Extracted data:
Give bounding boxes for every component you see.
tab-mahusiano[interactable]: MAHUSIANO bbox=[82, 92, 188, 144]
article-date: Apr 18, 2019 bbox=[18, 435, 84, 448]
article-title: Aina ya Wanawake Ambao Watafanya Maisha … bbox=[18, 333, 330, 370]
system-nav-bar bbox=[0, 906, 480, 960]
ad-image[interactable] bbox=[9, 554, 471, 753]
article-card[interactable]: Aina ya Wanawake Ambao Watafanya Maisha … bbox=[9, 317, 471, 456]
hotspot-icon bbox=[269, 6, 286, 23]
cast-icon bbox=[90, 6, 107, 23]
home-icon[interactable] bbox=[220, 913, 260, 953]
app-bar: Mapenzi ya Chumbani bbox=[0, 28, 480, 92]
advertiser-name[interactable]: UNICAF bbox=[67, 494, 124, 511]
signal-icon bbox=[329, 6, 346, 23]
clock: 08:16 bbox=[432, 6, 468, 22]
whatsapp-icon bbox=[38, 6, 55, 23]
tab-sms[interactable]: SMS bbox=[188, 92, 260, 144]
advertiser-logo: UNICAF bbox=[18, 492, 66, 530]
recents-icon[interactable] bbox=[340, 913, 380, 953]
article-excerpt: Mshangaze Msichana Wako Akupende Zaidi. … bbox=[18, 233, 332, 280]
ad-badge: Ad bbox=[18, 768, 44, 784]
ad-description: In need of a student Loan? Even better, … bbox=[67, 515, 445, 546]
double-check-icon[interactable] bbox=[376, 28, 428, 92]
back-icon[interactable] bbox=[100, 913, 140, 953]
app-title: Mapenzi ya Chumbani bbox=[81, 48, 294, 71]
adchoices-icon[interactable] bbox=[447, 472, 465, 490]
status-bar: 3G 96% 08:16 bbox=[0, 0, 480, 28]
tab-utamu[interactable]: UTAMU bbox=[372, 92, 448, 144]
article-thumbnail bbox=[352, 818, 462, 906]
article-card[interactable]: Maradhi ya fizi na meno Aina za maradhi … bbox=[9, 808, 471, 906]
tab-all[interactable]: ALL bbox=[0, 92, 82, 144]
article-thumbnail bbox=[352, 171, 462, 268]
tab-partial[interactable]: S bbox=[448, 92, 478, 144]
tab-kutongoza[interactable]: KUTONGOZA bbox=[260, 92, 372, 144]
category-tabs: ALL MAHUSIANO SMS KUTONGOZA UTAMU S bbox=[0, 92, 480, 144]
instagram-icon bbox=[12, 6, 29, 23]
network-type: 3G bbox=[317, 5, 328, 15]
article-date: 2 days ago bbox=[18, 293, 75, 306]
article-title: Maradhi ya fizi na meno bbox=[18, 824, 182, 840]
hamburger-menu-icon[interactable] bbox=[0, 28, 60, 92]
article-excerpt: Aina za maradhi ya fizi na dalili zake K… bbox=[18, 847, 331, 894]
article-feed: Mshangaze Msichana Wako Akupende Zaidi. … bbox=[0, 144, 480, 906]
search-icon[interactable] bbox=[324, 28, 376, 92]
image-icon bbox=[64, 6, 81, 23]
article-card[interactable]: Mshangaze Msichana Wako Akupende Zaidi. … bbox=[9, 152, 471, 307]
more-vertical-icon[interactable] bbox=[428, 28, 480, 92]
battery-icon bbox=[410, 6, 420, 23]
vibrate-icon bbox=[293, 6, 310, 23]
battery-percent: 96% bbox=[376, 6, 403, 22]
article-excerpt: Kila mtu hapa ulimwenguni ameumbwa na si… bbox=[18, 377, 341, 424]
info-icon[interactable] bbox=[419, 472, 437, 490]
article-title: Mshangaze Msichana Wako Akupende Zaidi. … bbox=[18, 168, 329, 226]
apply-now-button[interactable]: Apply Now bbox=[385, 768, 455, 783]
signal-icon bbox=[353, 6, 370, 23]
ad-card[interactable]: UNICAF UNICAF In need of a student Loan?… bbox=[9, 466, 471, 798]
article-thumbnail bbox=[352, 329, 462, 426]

Problem description: Can you write out all the entries again, swapping "article-thumbnail" for "article-image" wherever it appears and leaving everything else unchanged?

Complete output:
Give bounding boxes for every component you see.
tab-mahusiano[interactable]: MAHUSIANO bbox=[82, 92, 188, 144]
article-date: Apr 18, 2019 bbox=[18, 435, 84, 448]
article-title: Aina ya Wanawake Ambao Watafanya Maisha … bbox=[18, 333, 330, 370]
system-nav-bar bbox=[0, 906, 480, 960]
ad-image[interactable] bbox=[9, 554, 471, 753]
article-card[interactable]: Aina ya Wanawake Ambao Watafanya Maisha … bbox=[9, 317, 471, 456]
hotspot-icon bbox=[269, 6, 286, 23]
cast-icon bbox=[90, 6, 107, 23]
home-icon[interactable] bbox=[220, 913, 260, 953]
app-bar: Mapenzi ya Chumbani bbox=[0, 28, 480, 92]
advertiser-name[interactable]: UNICAF bbox=[67, 494, 124, 511]
signal-icon bbox=[329, 6, 346, 23]
clock: 08:16 bbox=[432, 6, 468, 22]
whatsapp-icon bbox=[38, 6, 55, 23]
tab-sms[interactable]: SMS bbox=[188, 92, 260, 144]
advertiser-logo: UNICAF bbox=[18, 492, 66, 530]
recents-icon[interactable] bbox=[340, 913, 380, 953]
article-excerpt: Mshangaze Msichana Wako Akupende Zaidi. … bbox=[18, 233, 332, 280]
ad-badge: Ad bbox=[18, 768, 44, 784]
ad-description: In need of a student Loan? Even better, … bbox=[67, 515, 445, 546]
double-check-icon[interactable] bbox=[376, 28, 428, 92]
back-icon[interactable] bbox=[100, 913, 140, 953]
app-title: Mapenzi ya Chumbani bbox=[81, 48, 294, 71]
adchoices-icon[interactable] bbox=[447, 472, 465, 490]
status-bar: 3G 96% 08:16 bbox=[0, 0, 480, 28]
tab-utamu[interactable]: UTAMU bbox=[372, 92, 448, 144]
article-image bbox=[352, 818, 462, 906]
article-card[interactable]: Maradhi ya fizi na meno Aina za maradhi … bbox=[9, 808, 471, 906]
tab-all[interactable]: ALL bbox=[0, 92, 82, 144]
article-image bbox=[352, 171, 462, 268]
tab-partial[interactable]: S bbox=[448, 92, 478, 144]
tab-kutongoza[interactable]: KUTONGOZA bbox=[260, 92, 372, 144]
category-tabs: ALL MAHUSIANO SMS KUTONGOZA UTAMU S bbox=[0, 92, 480, 144]
instagram-icon bbox=[12, 6, 29, 23]
network-type: 3G bbox=[317, 5, 328, 15]
article-date: 2 days ago bbox=[18, 293, 75, 306]
article-title: Maradhi ya fizi na meno bbox=[18, 824, 182, 840]
hamburger-menu-icon[interactable] bbox=[0, 28, 60, 92]
article-excerpt: Aina za maradhi ya fizi na dalili zake K… bbox=[18, 847, 331, 894]
article-feed: Mshangaze Msichana Wako Akupende Zaidi. … bbox=[0, 144, 480, 906]
search-icon[interactable] bbox=[324, 28, 376, 92]
image-icon bbox=[64, 6, 81, 23]
article-card[interactable]: Mshangaze Msichana Wako Akupende Zaidi. … bbox=[9, 152, 471, 307]
more-vertical-icon[interactable] bbox=[428, 28, 480, 92]
battery-icon bbox=[410, 6, 420, 23]
vibrate-icon bbox=[293, 6, 310, 23]
battery-percent: 96% bbox=[376, 6, 403, 22]
article-excerpt: Kila mtu hapa ulimwenguni ameumbwa na si… bbox=[18, 377, 341, 424]
info-icon[interactable] bbox=[419, 472, 437, 490]
article-title: Mshangaze Msichana Wako Akupende Zaidi. … bbox=[18, 168, 329, 226]
apply-now-button[interactable]: Apply Now bbox=[385, 768, 455, 783]
signal-icon bbox=[353, 6, 370, 23]
ad-card[interactable]: UNICAF UNICAF In need of a student Loan?… bbox=[9, 466, 471, 798]
article-image bbox=[352, 329, 462, 426]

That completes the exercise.